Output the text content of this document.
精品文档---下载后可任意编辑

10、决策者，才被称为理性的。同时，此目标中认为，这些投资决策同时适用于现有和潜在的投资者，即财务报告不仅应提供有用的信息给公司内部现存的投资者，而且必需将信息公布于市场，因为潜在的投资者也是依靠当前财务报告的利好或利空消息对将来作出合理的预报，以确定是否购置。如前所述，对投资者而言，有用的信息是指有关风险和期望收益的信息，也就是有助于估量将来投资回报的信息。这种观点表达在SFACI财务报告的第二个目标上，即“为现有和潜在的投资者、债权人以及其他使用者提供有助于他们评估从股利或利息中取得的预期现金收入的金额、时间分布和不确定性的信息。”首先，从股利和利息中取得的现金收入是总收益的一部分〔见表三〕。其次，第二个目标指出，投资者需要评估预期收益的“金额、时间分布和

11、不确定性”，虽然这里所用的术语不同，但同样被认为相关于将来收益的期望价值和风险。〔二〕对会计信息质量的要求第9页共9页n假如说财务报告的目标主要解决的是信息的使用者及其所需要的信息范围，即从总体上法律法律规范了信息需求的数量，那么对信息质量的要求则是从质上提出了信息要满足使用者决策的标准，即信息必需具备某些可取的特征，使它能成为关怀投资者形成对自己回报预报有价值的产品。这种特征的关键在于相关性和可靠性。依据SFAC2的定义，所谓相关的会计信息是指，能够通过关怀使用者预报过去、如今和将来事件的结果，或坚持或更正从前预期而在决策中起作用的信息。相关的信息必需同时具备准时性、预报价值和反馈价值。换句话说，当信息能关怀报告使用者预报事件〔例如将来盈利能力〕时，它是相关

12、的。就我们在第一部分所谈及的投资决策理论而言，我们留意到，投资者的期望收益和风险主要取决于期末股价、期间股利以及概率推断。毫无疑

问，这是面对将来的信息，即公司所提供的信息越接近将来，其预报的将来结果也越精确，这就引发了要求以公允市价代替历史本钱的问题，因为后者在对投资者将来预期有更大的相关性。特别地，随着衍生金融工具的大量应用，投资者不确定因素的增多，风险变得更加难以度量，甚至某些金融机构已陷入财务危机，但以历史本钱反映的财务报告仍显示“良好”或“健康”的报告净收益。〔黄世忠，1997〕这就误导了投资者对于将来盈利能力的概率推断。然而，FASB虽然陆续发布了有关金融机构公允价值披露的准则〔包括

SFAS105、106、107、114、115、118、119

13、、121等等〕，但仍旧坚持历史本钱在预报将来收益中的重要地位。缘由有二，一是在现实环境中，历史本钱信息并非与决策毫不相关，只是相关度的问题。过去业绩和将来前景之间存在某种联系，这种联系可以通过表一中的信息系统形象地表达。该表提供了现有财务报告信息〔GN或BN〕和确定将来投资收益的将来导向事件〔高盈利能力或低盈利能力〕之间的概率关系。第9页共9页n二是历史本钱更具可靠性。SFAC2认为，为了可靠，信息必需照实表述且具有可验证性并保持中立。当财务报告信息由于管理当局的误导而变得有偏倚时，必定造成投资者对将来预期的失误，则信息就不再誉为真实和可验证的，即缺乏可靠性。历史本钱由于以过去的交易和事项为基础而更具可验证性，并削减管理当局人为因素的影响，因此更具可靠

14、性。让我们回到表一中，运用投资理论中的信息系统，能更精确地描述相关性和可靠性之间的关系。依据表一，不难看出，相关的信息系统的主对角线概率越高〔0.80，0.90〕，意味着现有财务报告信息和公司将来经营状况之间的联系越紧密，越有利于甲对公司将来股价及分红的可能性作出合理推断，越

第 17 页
- - -
Short problem: Copy out each record exactly as given, omitting none.

Answer to this exercise:
Output the text content of this document.
精品文档---下载后可任意编辑

10、决策者，才被称为理性的。同时，此目标中认为，这些投资决策同时适用于现有和潜在的投资者，即财务报告不仅应提供有用的信息给公司内部现存的投资者，而且必需将信息公布于市场，因为潜在的投资者也是依靠当前财务报告的利好或利空消息对将来作出合理的预报，以确定是否购置。如前所述，对投资者而言，有用的信息是指有关风险和期望收益的信息，也就是有助于估量将来投资回报的信息。这种观点表达在SFACI财务报告的第二个目标上，即“为现有和潜在的投资者、债权人以及其他使用者提供有助于他们评估从股利或利息中取得的预期现金收入的金额、时间分布和不确定性的信息。”首先，从股利和利息中取得的现金收入是总收益的一部分〔见表三〕。其次，第二个目标指出，投资者需要评估预期收益的“金额、时间分布和

11、不确定性”，虽然这里所用的术语不同，但同样被认为相关于将来收益的期望价值和风险。〔二〕对会计信息质量的要求第9页共9页n假如说财务报告的目标主要解决的是信息的使用者及其所需要的信息范围，即从总体上法律法律规范了信息需求的数量，那么对信息质量的要求则是从质上提出了信息要满足使用者决策的标准，即信息必需具备某些可取的特征，使它能成为关怀投资者形成对自己回报预报有价值的产品。这种特征的关键在于相关性和可靠性。依据SFAC2的定义，所谓相关的会计信息是指，能够通过关怀使用者预报过去、如今和将来事件的结果，或坚持或更正从前预期而在决策中起作用的信息。相关的信息必需同时具备准时性、预报价值和反馈价值。换句话说，当信息能关怀报告使用者预报事件〔例如将来盈利能力〕时，它是相关

12、的。就我们在第一部分所谈及的投资决策理论而言，我们留意到，投资者的期望收益和风险主要取决于期末股价、期间股利以及概率推断。毫无疑

问，这是面对将来的信息，即公司所提供的信息越接近将来，其预报的将来结果也越精确，这就引发了要求以公允市价代替历史本钱的问题，因为后者在对投资者将来预期有更大的相关性。特别地，随着衍生金融工具的大量应用，投资者不确定因素的增多，风险变得更加难以度量，甚至某些金融机构已陷入财务危机，但以历史本钱反映的财务报告仍显示“良好”或“健康”的报告净收益。〔黄世忠，1997〕这就误导了投资者对于将来盈利能力的概率推断。然而，FASB虽然陆续发布了有关金融机构公允价值披露的准则〔包括

SFAS105、106、107、114、115、118、119

13、、121等等〕，但仍旧坚持历史本钱在预报将来收益中的重要地位。缘由有二，一是在现实环境中，历史本钱信息并非与决策毫不相关，只是相关度的问题。过去业绩和将来前景之间存在某种联系，这种联系可以通过表一中的信息系统形象地表达。该表提供了现有财务报告信息〔GN或BN〕和确定将来投资收益的将来导向事件〔高盈利能力或低盈利能力〕之间的概率关系。第9页共9页n二是历史本钱更具可靠性。SFAC2认为，为了可靠，信息必需照实表述且具有可验证性并保持中立。当财务报告信息由于管理当局的误导而变得有偏倚时，必定造成投资者对将来预期的失误，则信息就不再誉为真实和可验证的，即缺乏可靠性。历史本钱由于以过去的交易和事项为基础而更具可验证性，并削减管理当局人为因素的影响，因此更具可靠

14、性。让我们回到表一中，运用投资理论中的信息系统，能更精确地描述相关性和可靠性之间的关系。依据表一，不难看出，相关的信息系统的主对角线概率越高〔0.80，0.90〕，意味着现有财务报告信息和公司将来经营状况之间的联系越紧密，越有利于甲对公司将来股价及分红的可能性作出合理推断，越

第 17 页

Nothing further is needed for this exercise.